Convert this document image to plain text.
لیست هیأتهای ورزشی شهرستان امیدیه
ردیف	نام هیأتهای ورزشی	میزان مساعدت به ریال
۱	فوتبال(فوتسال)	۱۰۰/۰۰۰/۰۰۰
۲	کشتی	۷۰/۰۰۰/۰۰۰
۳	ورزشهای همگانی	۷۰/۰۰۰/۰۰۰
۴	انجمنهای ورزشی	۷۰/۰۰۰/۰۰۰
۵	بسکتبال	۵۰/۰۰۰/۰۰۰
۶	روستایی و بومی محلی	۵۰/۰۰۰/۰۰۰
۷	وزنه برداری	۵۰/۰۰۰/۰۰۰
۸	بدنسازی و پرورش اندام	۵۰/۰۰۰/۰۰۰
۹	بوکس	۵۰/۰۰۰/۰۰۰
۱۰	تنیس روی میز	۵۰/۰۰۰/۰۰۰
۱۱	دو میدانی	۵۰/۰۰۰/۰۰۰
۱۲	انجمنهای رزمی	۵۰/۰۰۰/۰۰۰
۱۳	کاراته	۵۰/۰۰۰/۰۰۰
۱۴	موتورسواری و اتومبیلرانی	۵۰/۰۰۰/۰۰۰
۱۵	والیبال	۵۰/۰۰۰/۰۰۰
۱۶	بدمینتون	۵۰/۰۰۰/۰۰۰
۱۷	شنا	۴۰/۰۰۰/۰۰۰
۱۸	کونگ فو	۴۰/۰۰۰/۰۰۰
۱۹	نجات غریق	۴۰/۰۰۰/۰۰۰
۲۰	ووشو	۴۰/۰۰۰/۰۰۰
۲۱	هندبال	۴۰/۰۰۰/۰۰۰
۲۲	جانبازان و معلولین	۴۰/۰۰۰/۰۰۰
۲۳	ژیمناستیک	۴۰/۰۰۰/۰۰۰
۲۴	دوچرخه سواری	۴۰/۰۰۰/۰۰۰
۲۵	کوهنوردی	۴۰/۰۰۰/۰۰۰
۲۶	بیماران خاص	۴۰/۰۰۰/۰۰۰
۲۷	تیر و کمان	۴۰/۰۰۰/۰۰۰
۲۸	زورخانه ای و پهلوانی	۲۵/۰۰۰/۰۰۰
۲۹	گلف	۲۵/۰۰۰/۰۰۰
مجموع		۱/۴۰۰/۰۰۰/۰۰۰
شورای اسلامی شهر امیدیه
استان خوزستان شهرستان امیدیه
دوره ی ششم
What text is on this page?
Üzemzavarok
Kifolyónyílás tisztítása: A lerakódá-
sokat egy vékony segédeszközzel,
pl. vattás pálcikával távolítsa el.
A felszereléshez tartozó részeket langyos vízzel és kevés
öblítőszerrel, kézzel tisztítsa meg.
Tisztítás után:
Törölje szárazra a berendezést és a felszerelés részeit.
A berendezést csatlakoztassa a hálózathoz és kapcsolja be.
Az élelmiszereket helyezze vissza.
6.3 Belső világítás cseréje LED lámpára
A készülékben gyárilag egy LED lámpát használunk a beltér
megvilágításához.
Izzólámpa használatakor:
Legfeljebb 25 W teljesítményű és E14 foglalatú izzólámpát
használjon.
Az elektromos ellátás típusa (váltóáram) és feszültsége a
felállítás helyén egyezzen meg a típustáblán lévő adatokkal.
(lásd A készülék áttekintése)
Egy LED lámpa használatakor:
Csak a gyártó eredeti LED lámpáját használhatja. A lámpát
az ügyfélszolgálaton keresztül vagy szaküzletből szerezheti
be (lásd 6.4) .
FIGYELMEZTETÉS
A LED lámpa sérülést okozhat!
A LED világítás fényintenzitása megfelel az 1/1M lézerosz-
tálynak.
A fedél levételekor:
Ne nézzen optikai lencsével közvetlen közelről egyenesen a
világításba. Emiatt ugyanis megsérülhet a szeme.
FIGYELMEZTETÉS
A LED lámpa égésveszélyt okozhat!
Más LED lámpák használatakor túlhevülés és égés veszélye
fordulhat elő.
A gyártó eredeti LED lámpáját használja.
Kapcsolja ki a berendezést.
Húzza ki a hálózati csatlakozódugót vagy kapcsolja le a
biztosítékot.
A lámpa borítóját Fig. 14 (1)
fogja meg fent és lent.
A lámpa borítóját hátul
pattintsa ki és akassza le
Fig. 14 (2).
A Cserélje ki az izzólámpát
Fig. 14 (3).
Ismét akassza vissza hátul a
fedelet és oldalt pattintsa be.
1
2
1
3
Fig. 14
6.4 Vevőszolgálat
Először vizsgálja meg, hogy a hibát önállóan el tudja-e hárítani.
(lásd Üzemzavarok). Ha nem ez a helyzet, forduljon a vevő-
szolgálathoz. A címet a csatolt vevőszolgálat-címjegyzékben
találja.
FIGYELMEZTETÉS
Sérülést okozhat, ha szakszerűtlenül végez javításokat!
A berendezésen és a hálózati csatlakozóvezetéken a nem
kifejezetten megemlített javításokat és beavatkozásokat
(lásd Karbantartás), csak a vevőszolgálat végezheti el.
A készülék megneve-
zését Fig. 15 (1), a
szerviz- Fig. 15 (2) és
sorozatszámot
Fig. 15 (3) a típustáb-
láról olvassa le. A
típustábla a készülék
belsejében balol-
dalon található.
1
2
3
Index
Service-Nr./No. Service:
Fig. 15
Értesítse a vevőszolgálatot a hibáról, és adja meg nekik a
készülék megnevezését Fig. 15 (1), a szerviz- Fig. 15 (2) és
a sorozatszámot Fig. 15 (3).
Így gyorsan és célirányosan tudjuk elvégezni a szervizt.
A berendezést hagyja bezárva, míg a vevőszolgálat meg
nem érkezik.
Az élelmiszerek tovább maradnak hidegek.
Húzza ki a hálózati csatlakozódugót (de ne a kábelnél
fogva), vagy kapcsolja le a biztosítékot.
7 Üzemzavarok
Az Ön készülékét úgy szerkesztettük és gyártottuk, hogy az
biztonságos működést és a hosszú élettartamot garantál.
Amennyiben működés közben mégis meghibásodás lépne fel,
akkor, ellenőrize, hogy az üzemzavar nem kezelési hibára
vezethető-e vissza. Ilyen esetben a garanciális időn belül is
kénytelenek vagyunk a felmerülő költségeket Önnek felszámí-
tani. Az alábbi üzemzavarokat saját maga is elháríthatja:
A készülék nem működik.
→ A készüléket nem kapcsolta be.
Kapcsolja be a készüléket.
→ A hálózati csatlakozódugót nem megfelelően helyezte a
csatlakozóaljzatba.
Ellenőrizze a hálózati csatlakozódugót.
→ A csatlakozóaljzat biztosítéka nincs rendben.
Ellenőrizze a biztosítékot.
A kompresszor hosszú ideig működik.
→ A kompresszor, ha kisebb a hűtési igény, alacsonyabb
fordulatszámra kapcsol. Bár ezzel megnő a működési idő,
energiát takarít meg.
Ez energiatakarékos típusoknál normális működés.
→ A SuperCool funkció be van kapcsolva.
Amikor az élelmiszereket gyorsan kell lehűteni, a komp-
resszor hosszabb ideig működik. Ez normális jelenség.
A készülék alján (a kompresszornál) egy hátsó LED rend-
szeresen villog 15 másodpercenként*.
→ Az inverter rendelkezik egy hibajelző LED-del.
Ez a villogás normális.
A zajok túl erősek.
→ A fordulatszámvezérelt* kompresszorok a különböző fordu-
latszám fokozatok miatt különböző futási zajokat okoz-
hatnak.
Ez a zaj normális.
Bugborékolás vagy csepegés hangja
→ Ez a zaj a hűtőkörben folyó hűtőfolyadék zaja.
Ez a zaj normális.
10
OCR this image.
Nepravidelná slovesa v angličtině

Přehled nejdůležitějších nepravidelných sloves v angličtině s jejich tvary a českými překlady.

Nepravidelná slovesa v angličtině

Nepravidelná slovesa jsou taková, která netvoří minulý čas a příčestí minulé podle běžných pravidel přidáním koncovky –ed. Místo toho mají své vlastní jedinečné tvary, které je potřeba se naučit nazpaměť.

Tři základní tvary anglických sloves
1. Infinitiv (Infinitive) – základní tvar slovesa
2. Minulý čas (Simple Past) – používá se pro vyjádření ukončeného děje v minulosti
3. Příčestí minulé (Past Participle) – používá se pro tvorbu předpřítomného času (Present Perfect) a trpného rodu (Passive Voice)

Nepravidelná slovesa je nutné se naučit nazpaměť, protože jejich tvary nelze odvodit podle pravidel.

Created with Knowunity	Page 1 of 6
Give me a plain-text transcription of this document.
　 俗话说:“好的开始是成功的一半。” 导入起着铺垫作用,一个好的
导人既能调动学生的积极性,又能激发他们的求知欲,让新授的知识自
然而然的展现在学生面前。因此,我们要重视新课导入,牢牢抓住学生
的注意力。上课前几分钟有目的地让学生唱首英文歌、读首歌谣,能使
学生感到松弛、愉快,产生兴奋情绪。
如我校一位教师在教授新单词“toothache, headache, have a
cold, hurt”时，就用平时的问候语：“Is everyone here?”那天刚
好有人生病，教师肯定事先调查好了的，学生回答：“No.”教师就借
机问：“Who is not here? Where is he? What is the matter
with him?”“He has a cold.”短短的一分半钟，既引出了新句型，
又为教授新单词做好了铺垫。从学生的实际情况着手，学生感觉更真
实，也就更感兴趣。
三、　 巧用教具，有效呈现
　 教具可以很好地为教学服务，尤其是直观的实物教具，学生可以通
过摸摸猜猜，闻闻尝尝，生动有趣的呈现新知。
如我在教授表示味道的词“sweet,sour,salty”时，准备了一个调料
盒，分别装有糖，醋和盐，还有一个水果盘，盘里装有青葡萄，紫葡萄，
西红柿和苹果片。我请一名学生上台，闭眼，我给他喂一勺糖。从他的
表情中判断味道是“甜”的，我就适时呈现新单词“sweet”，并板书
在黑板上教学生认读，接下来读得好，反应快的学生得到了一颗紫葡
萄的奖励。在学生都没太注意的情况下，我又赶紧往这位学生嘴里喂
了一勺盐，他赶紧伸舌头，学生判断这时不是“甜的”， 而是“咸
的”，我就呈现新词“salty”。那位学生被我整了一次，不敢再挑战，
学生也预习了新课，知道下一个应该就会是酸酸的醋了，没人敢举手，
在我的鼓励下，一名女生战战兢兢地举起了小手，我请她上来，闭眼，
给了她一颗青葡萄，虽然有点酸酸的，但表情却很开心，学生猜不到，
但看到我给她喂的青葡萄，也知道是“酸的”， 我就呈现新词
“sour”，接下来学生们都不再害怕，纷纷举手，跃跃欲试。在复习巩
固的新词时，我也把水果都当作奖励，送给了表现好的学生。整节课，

:::::

_WHAT IS ASKED_
Look above for every line with the word "امیدیه" and copy it.

_RESULT FOR THIS TASK_
لیست هیأتهای ورزشی شهرستان امیدیه
شورای اسلامی شهر امیدیه
استان خوزستان شهرستان امیدیه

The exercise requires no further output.